◆ DATASET CONTENT ◆
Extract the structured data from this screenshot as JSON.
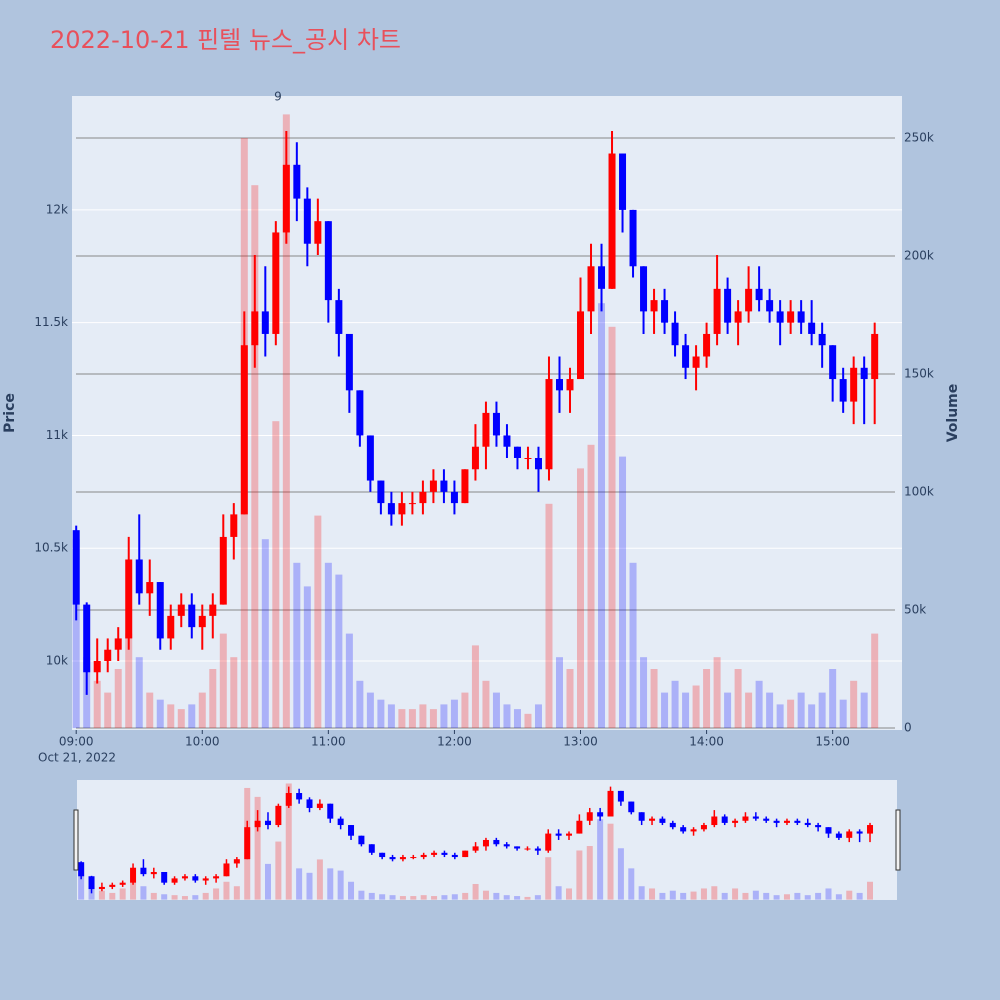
{
  "chart_data": {
    "type": "candlestick",
    "title": "2022-10-21 핀텔 뉴스_공시 차트",
    "y_title": "Price",
    "y2_title": "Volume",
    "x_date_label": "Oct 21, 2022",
    "increasing_color": "#ff0000",
    "decreasing_color": "#0000ff",
    "rangeslider": true,
    "x": [
      "2022-10-21 09:00",
      "2022-10-21 09:05",
      "2022-10-21 09:10",
      "2022-10-21 09:15",
      "2022-10-21 09:20",
      "2022-10-21 09:25",
      "2022-10-21 09:30",
      "2022-10-21 09:35",
      "2022-10-21 09:40",
      "2022-10-21 09:45",
      "2022-10-21 09:50",
      "2022-10-21 09:55",
      "2022-10-21 10:00",
      "2022-10-21 10:05",
      "2022-10-21 10:10",
      "2022-10-21 10:15",
      "2022-10-21 10:20",
      "2022-10-21 10:25",
      "2022-10-21 10:30",
      "2022-10-21 10:35",
      "2022-10-21 10:40",
      "2022-10-21 10:45",
      "2022-10-21 10:50",
      "2022-10-21 10:55",
      "2022-10-21 11:00",
      "2022-10-21 11:05",
      "2022-10-21 11:10",
      "2022-10-21 11:15",
      "2022-10-21 11:20",
      "2022-10-21 11:25",
      "2022-10-21 11:30",
      "2022-10-21 11:35",
      "2022-10-21 11:40",
      "2022-10-21 11:45",
      "2022-10-21 11:50",
      "2022-10-21 11:55",
      "2022-10-21 12:00",
      "2022-10-21 12:05",
      "2022-10-21 12:10",
      "2022-10-21 12:15",
      "2022-10-21 12:20",
      "2022-10-21 12:25",
      "2022-10-21 12:30",
      "2022-10-21 12:35",
      "2022-10-21 12:40",
      "2022-10-21 12:45",
      "2022-10-21 12:50",
      "2022-10-21 12:55",
      "2022-10-21 13:00",
      "2022-10-21 13:05",
      "2022-10-21 13:10",
      "2022-10-21 13:15",
      "2022-10-21 13:20",
      "2022-10-21 13:25",
      "2022-10-21 13:30",
      "2022-10-21 13:35",
      "2022-10-21 13:40",
      "2022-10-21 13:45",
      "2022-10-21 13:50",
      "2022-10-21 13:55",
      "2022-10-21 14:00",
      "2022-10-21 14:05",
      "2022-10-21 14:10",
      "2022-10-21 14:15",
      "2022-10-21 14:20",
      "2022-10-21 14:25",
      "2022-10-21 14:30",
      "2022-10-21 14:35",
      "2022-10-21 14:40",
      "2022-10-21 14:45",
      "2022-10-21 14:50",
      "2022-10-21 14:55",
      "2022-10-21 15:00",
      "2022-10-21 15:05",
      "2022-10-21 15:10",
      "2022-10-21 15:15",
      "2022-10-21 15:20"
    ],
    "open": [
      10580,
      10250,
      9950,
      10000,
      10050,
      10100,
      10450,
      10300,
      10350,
      10100,
      10200,
      10250,
      10150,
      10200,
      10250,
      10550,
      10650,
      11400,
      11550,
      11450,
      11900,
      12200,
      12050,
      11850,
      11950,
      11600,
      11450,
      11200,
      11000,
      10800,
      10700,
      10650,
      10700,
      10700,
      10750,
      10800,
      10750,
      10700,
      10850,
      10950,
      11100,
      11000,
      10950,
      10900,
      10900,
      10850,
      11250,
      11200,
      11250,
      11550,
      11750,
      11650,
      12250,
      12000,
      11750,
      11550,
      11600,
      11500,
      11400,
      11300,
      11350,
      11450,
      11650,
      11500,
      11550,
      11650,
      11600,
      11550,
      11500,
      11550,
      11500,
      11450,
      11400,
      11250,
      11150,
      11300,
      11250
    ],
    "high": [
      10600,
      10260,
      10100,
      10100,
      10150,
      10550,
      10650,
      10450,
      10350,
      10250,
      10300,
      10300,
      10250,
      10300,
      10650,
      10700,
      11550,
      11800,
      11750,
      11950,
      12350,
      12300,
      12100,
      12050,
      11950,
      11650,
      11450,
      11200,
      11000,
      10800,
      10750,
      10750,
      10750,
      10800,
      10850,
      10850,
      10800,
      10850,
      11050,
      11150,
      11150,
      11050,
      10950,
      10950,
      10950,
      11350,
      11350,
      11300,
      11700,
      11850,
      11850,
      12350,
      12250,
      12000,
      11750,
      11650,
      11650,
      11550,
      11450,
      11400,
      11500,
      11800,
      11700,
      11600,
      11750,
      11750,
      11650,
      11600,
      11600,
      11600,
      11600,
      11500,
      11400,
      11300,
      11350,
      11350,
      11500
    ],
    "low": [
      10180,
      9850,
      9900,
      9950,
      10000,
      10050,
      10250,
      10200,
      10050,
      10050,
      10150,
      10100,
      10050,
      10100,
      10250,
      10450,
      10650,
      11300,
      11350,
      11400,
      11850,
      11950,
      11750,
      11800,
      11500,
      11350,
      11100,
      10950,
      10750,
      10650,
      10600,
      10600,
      10650,
      10650,
      10700,
      10700,
      10650,
      10700,
      10800,
      10850,
      10950,
      10900,
      10850,
      10850,
      10750,
      10800,
      11100,
      11100,
      11250,
      11450,
      11550,
      11650,
      11900,
      11700,
      11450,
      11450,
      11450,
      11350,
      11250,
      11200,
      11300,
      11400,
      11450,
      11400,
      11500,
      11550,
      11500,
      11400,
      11450,
      11450,
      11400,
      11300,
      11150,
      11100,
      11050,
      11050,
      11050
    ],
    "close": [
      10250,
      9950,
      10000,
      10050,
      10100,
      10450,
      10300,
      10350,
      10100,
      10200,
      10250,
      10150,
      10200,
      10250,
      10550,
      10650,
      11400,
      11550,
      11450,
      11900,
      12200,
      12050,
      11850,
      11950,
      11600,
      11450,
      11200,
      11000,
      10800,
      10700,
      10650,
      10700,
      10700,
      10750,
      10800,
      10750,
      10700,
      10850,
      10950,
      11100,
      11000,
      10950,
      10900,
      10900,
      10850,
      11250,
      11200,
      11250,
      11550,
      11750,
      11650,
      12250,
      12000,
      11750,
      11550,
      11600,
      11500,
      11400,
      11300,
      11350,
      11450,
      11650,
      11500,
      11550,
      11650,
      11600,
      11550,
      11500,
      11550,
      11500,
      11450,
      11400,
      11250,
      11150,
      11300,
      11250,
      11450
    ],
    "volume": [
      80000,
      30000,
      20000,
      15000,
      25000,
      40000,
      30000,
      15000,
      12000,
      10000,
      8000,
      10000,
      15000,
      25000,
      40000,
      30000,
      250000,
      230000,
      80000,
      130000,
      260000,
      70000,
      60000,
      90000,
      70000,
      65000,
      40000,
      20000,
      15000,
      12000,
      10000,
      8000,
      8000,
      10000,
      8000,
      10000,
      12000,
      15000,
      35000,
      20000,
      15000,
      10000,
      8000,
      6000,
      10000,
      95000,
      30000,
      25000,
      110000,
      120000,
      180000,
      170000,
      115000,
      70000,
      30000,
      25000,
      15000,
      20000,
      15000,
      18000,
      25000,
      30000,
      15000,
      25000,
      15000,
      20000,
      15000,
      10000,
      12000,
      15000,
      10000,
      15000,
      25000,
      12000,
      20000,
      15000,
      40000
    ],
    "xlim": [
      "2022-10-21 08:58",
      "2022-10-21 15:33"
    ],
    "xticks": [
      {
        "value": "2022-10-21 09:00",
        "label": "09:00"
      },
      {
        "value": "2022-10-21 10:00",
        "label": "10:00"
      },
      {
        "value": "2022-10-21 11:00",
        "label": "11:00"
      },
      {
        "value": "2022-10-21 12:00",
        "label": "12:00"
      },
      {
        "value": "2022-10-21 13:00",
        "label": "13:00"
      },
      {
        "value": "2022-10-21 14:00",
        "label": "14:00"
      },
      {
        "value": "2022-10-21 15:00",
        "label": "15:00"
      }
    ],
    "ylim": [
      9694,
      12505
    ],
    "yticks": [
      {
        "value": 10000,
        "label": "10k"
      },
      {
        "value": 10500,
        "label": "10.5k"
      },
      {
        "value": 11000,
        "label": "11k"
      },
      {
        "value": 11500,
        "label": "11.5k"
      },
      {
        "value": 12000,
        "label": "12k"
      }
    ],
    "y2lim": [
      -850,
      267800
    ],
    "y2ticks": [
      0,
      {
        "value": 50000,
        "label": "50k"
      },
      {
        "value": 100000,
        "label": "100k"
      },
      {
        "value": 150000,
        "label": "150k"
      },
      {
        "value": 200000,
        "label": "200k"
      },
      {
        "value": 250000,
        "label": "250k"
      }
    ],
    "annotations": [
      {
        "text": "9",
        "x": "2022-10-21 10:36"
      }
    ]
  }
}
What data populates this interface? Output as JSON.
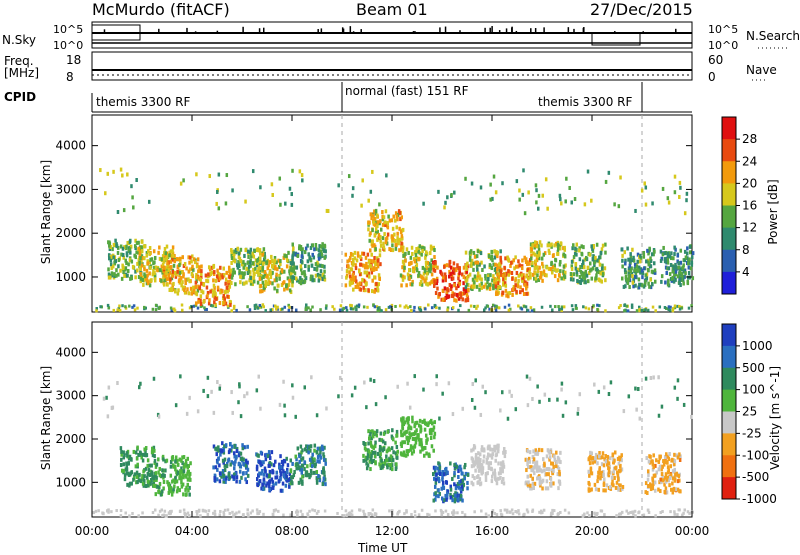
{
  "header": {
    "station": "McMurdo (fitACF)",
    "beam": "Beam 01",
    "date": "27/Dec/2015"
  },
  "left_labels": {
    "nsky": "N.Sky",
    "freq": "Freq.",
    "freq_unit": "[MHz]",
    "cpid": "CPID",
    "freq_tick_top": "18",
    "freq_tick_bottom": "8",
    "nsky_tick_top": "10^5",
    "nsky_tick_bottom": "10^0"
  },
  "right_labels": {
    "nsearch": "N.Search",
    "nave": "Nave",
    "nsearch_tick_top": "10^5",
    "nsearch_tick_bottom": "10^0",
    "nave_tick_top": "60",
    "nave_tick_bottom": "0"
  },
  "cpid_segments": [
    {
      "label": "themis 3300 RF",
      "start_h": 0,
      "end_h": 10
    },
    {
      "label": "normal (fast) 151 RF",
      "start_h": 10,
      "end_h": 22
    },
    {
      "label": "themis 3300 RF",
      "start_h": 22,
      "end_h": 24
    }
  ],
  "xaxis": {
    "label": "Time UT",
    "ticks": [
      "00:00",
      "04:00",
      "08:00",
      "12:00",
      "16:00",
      "20:00",
      "00:00"
    ],
    "range_hours": [
      0,
      24
    ]
  },
  "chart_data": [
    {
      "type": "heatmap",
      "title": "",
      "ylabel": "Slant Range [km]",
      "yticks": [
        "1000",
        "2000",
        "3000",
        "4000"
      ],
      "ylim": [
        200,
        4700
      ],
      "colorbar": {
        "label": "Power [dB]",
        "ticks": [
          "4",
          "8",
          "12",
          "16",
          "20",
          "24",
          "28"
        ],
        "range": [
          0,
          32
        ],
        "colors": [
          "#1f1fd9",
          "#2a5fb0",
          "#2f8a6e",
          "#55a640",
          "#d6c81c",
          "#f29a0c",
          "#e84a10",
          "#e01010"
        ]
      },
      "regions": [
        {
          "t": 1.3,
          "r": 1450,
          "v": 14
        },
        {
          "t": 2.5,
          "r": 1300,
          "v": 18
        },
        {
          "t": 3.5,
          "r": 1100,
          "v": 20
        },
        {
          "t": 4.8,
          "r": 850,
          "v": 22
        },
        {
          "t": 6.2,
          "r": 1250,
          "v": 14
        },
        {
          "t": 7.3,
          "r": 1150,
          "v": 18
        },
        {
          "t": 8.6,
          "r": 1350,
          "v": 12
        },
        {
          "t": 10.8,
          "r": 1150,
          "v": 22
        },
        {
          "t": 11.7,
          "r": 2100,
          "v": 20
        },
        {
          "t": 13.0,
          "r": 1300,
          "v": 18
        },
        {
          "t": 14.3,
          "r": 950,
          "v": 26
        },
        {
          "t": 15.6,
          "r": 1200,
          "v": 16
        },
        {
          "t": 16.8,
          "r": 1050,
          "v": 22
        },
        {
          "t": 18.2,
          "r": 1400,
          "v": 18
        },
        {
          "t": 19.8,
          "r": 1350,
          "v": 14
        },
        {
          "t": 21.8,
          "r": 1250,
          "v": 12
        },
        {
          "t": 23.4,
          "r": 1300,
          "v": 10
        }
      ]
    },
    {
      "type": "heatmap",
      "title": "",
      "ylabel": "Slant Range [km]",
      "yticks": [
        "1000",
        "2000",
        "3000",
        "4000"
      ],
      "ylim": [
        200,
        4700
      ],
      "colorbar": {
        "label": "Velocity [m s^-1]",
        "ticks": [
          "1000",
          "500",
          "100",
          "25",
          "-25",
          "-100",
          "-500",
          "-1000"
        ],
        "range": [
          1000,
          -1000
        ],
        "colors": [
          "#1f3fbf",
          "#2a6fc0",
          "#2f8a5e",
          "#4fb53c",
          "#c8c8c8",
          "#f2a020",
          "#f07010",
          "#e02010"
        ]
      },
      "regions": [
        {
          "t": 1.8,
          "r": 1400,
          "v": 300
        },
        {
          "t": 3.2,
          "r": 1200,
          "v": 200
        },
        {
          "t": 5.5,
          "r": 1500,
          "v": 600
        },
        {
          "t": 7.2,
          "r": 1300,
          "v": 800
        },
        {
          "t": 8.6,
          "r": 1450,
          "v": 400
        },
        {
          "t": 11.5,
          "r": 1800,
          "v": 250
        },
        {
          "t": 13.0,
          "r": 2100,
          "v": 150
        },
        {
          "t": 14.3,
          "r": 1050,
          "v": 600
        },
        {
          "t": 15.8,
          "r": 1450,
          "v": -80
        },
        {
          "t": 18.0,
          "r": 1350,
          "v": -200
        },
        {
          "t": 20.5,
          "r": 1300,
          "v": -300
        },
        {
          "t": 22.8,
          "r": 1250,
          "v": -350
        }
      ]
    }
  ]
}
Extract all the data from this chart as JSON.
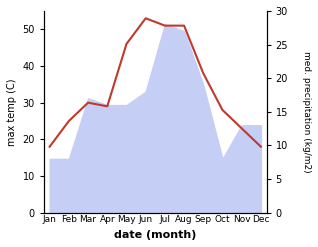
{
  "months": [
    "Jan",
    "Feb",
    "Mar",
    "Apr",
    "May",
    "Jun",
    "Jul",
    "Aug",
    "Sep",
    "Oct",
    "Nov",
    "Dec"
  ],
  "temp": [
    18,
    25,
    30,
    29,
    46,
    53,
    51,
    51,
    38,
    28,
    23,
    18
  ],
  "precip": [
    8,
    8,
    17,
    16,
    16,
    18,
    28,
    27,
    19,
    8,
    13,
    13
  ],
  "temp_color": "#c0392b",
  "precip_fill_color": "#c5cef5",
  "ylabel_left": "max temp (C)",
  "ylabel_right": "med. precipitation (kg/m2)",
  "xlabel": "date (month)",
  "ylim_left": [
    0,
    55
  ],
  "ylim_right": [
    0,
    30
  ],
  "yticks_left": [
    0,
    10,
    20,
    30,
    40,
    50
  ],
  "yticks_right": [
    0,
    5,
    10,
    15,
    20,
    25,
    30
  ],
  "bg_color": "#ffffff"
}
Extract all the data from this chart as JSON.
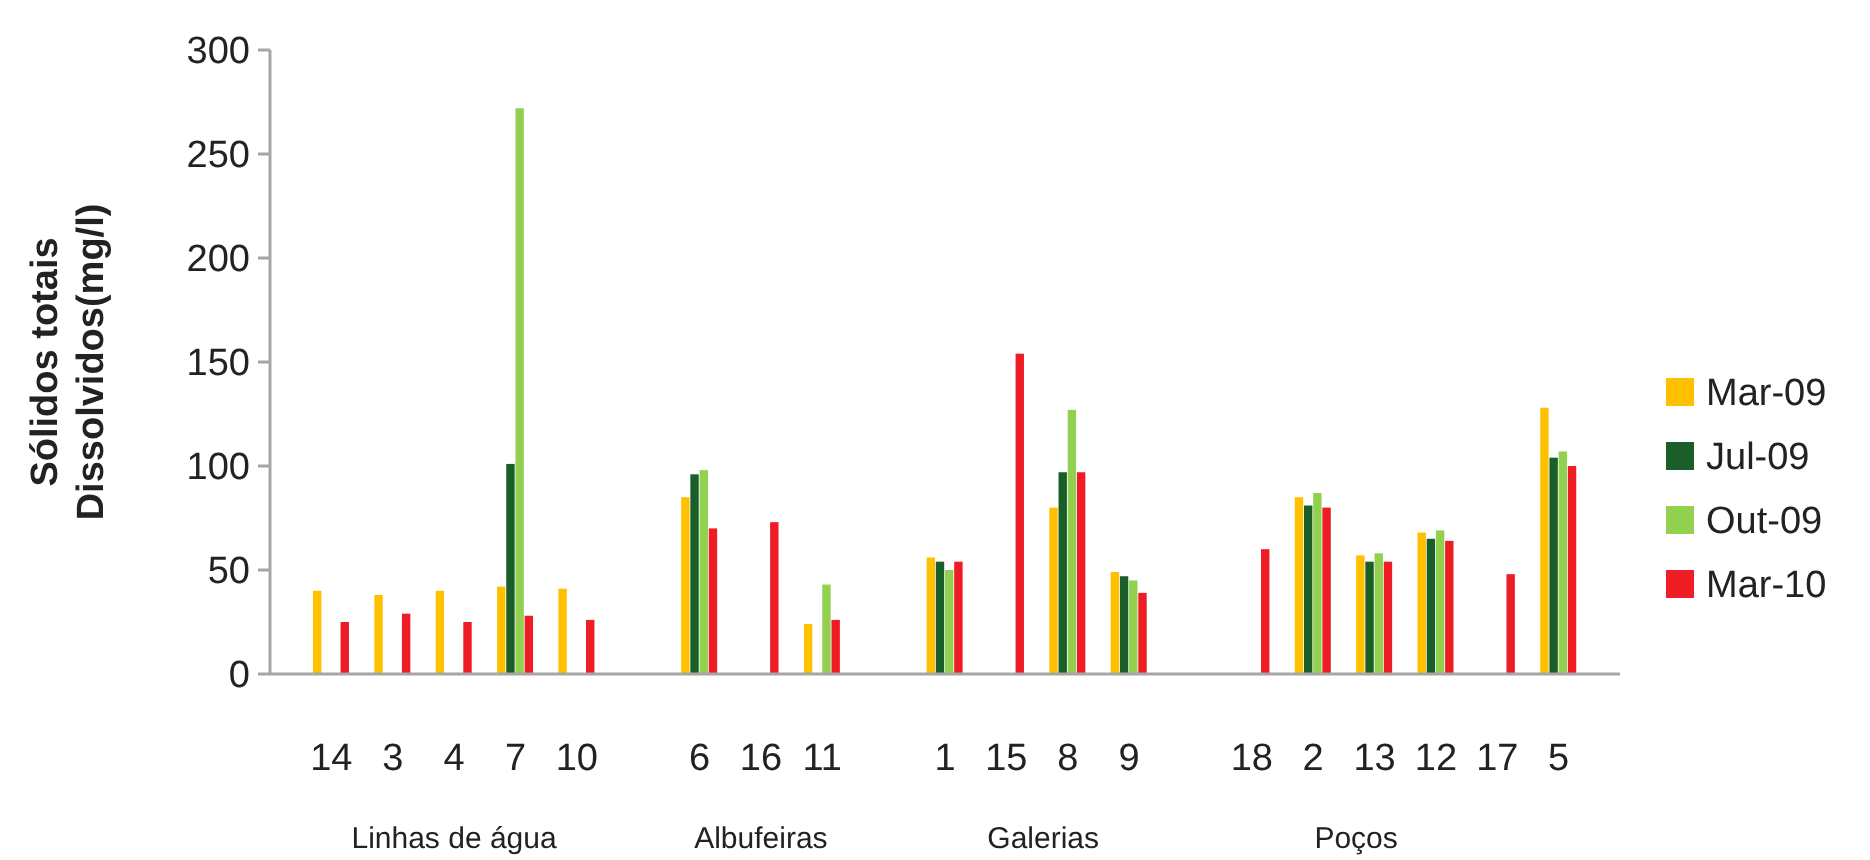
{
  "chart_data": {
    "type": "bar",
    "ylabel": "Sólidos totais\nDissolvidos(mg/l)",
    "categories": [
      "14",
      "3",
      "4",
      "7",
      "10",
      null,
      "6",
      "16",
      "11",
      null,
      "1",
      "15",
      "8",
      "9",
      null,
      "18",
      "2",
      "13",
      "12",
      "17",
      "5"
    ],
    "series": [
      {
        "name": "Mar-09",
        "color": "#ffc000",
        "values": [
          40,
          38,
          40,
          42,
          41,
          null,
          85,
          null,
          24,
          null,
          56,
          null,
          80,
          49,
          null,
          null,
          85,
          57,
          68,
          null,
          128
        ]
      },
      {
        "name": "Jul-09",
        "color": "#1a5e2a",
        "values": [
          null,
          null,
          null,
          101,
          null,
          null,
          96,
          null,
          null,
          null,
          54,
          null,
          97,
          47,
          null,
          null,
          81,
          54,
          65,
          null,
          104
        ]
      },
      {
        "name": "Out-09",
        "color": "#92d050",
        "values": [
          null,
          null,
          null,
          272,
          null,
          null,
          98,
          null,
          43,
          null,
          50,
          null,
          127,
          45,
          null,
          null,
          87,
          58,
          69,
          null,
          107
        ]
      },
      {
        "name": "Mar-10",
        "color": "#ee1c25",
        "values": [
          25,
          29,
          25,
          28,
          26,
          null,
          70,
          73,
          26,
          null,
          54,
          154,
          97,
          39,
          null,
          60,
          80,
          54,
          64,
          48,
          100
        ]
      }
    ],
    "annotations": [
      "Linhas de água",
      "Albufeiras",
      "Galerias",
      "Poços"
    ],
    "ylim": [
      0,
      300
    ],
    "yticks": [
      0,
      50,
      100,
      150,
      200,
      250,
      300
    ],
    "grid": false,
    "legend": "right"
  }
}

◆ EXERCISE ◆
The string "name" may appear in lines of the listing above; tally those lines and give the number only.

◆ WORKED SOLUTION ◆
4